- _TASK STATEMENT_: Reproduce each line from the records that holds "process".

-- Start --

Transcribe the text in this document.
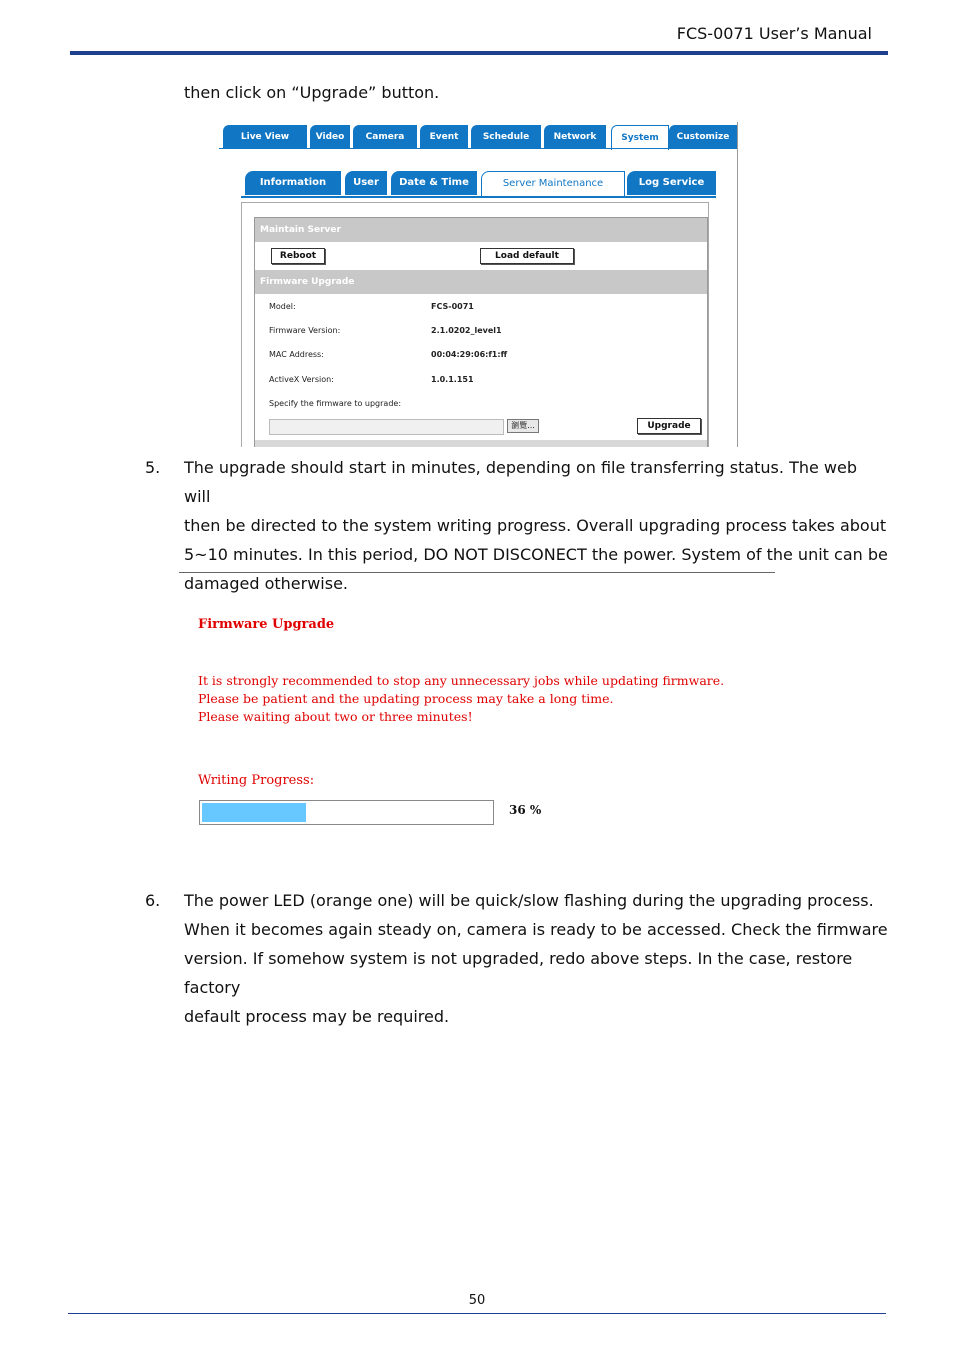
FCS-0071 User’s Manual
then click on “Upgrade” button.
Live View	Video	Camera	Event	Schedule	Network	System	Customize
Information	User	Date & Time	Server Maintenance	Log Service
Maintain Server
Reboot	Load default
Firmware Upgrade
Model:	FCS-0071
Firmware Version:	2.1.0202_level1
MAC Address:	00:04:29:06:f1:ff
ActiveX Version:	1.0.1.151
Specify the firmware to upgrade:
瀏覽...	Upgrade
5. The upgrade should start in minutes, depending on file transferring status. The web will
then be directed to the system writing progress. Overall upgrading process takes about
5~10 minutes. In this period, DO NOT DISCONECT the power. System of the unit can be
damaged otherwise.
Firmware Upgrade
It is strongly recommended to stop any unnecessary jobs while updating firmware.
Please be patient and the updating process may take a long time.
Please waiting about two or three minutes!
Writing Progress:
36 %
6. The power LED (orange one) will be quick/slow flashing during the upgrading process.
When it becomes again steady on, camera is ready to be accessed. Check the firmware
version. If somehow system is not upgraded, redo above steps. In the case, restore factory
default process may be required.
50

-- End --
-- Start --

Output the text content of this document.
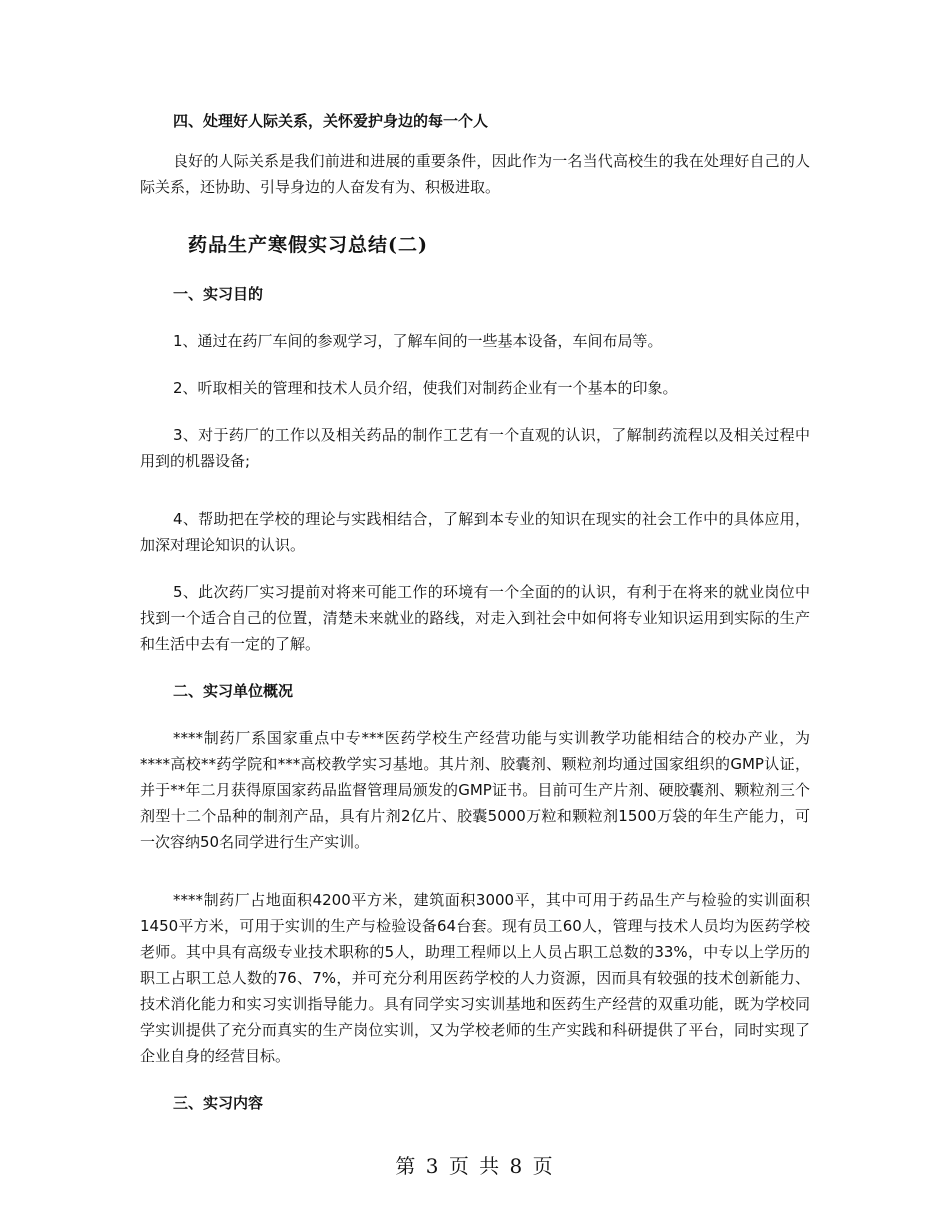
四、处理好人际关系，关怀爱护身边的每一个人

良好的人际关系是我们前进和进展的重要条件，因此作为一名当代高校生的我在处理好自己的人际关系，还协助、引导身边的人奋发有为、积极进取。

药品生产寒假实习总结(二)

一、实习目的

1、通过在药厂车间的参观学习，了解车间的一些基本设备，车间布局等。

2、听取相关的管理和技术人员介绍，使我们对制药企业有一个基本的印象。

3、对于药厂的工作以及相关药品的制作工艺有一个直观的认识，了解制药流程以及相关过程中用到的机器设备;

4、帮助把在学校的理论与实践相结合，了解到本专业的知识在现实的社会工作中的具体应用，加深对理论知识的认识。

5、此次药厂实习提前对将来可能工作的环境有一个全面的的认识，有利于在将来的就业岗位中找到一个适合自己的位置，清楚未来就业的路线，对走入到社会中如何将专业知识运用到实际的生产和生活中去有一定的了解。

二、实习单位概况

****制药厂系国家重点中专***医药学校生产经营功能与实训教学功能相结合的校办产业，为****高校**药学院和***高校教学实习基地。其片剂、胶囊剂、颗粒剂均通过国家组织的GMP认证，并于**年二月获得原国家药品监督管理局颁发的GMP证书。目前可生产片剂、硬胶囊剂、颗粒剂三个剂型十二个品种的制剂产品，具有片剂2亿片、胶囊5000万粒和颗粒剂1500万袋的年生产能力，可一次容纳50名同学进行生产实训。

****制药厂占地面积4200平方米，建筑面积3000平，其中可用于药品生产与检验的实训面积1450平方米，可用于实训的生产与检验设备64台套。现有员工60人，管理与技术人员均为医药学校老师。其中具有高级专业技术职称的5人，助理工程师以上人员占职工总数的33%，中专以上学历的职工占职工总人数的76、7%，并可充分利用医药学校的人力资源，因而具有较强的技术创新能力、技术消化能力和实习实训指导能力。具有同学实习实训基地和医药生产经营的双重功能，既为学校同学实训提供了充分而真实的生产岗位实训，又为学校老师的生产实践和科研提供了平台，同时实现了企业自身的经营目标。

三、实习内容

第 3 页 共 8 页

-- End --
-- Start --

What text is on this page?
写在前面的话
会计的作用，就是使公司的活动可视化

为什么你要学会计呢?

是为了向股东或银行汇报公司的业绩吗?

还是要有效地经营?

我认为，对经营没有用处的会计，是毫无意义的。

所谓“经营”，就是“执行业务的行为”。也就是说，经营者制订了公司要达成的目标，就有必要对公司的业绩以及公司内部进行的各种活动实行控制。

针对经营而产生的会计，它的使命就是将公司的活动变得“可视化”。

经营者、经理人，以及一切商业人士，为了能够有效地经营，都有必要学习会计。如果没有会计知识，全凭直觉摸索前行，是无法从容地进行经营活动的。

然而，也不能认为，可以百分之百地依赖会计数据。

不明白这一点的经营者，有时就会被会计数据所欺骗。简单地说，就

-- End --

- _OUTPUT OF THE EXERCISE_:
then be directed to the system writing progress. Overall upgrading process takes about
Please be patient and the updating process may take a long time.
6. The power LED (orange one) will be quick/slow flashing during the upgrading process.
default process may be required.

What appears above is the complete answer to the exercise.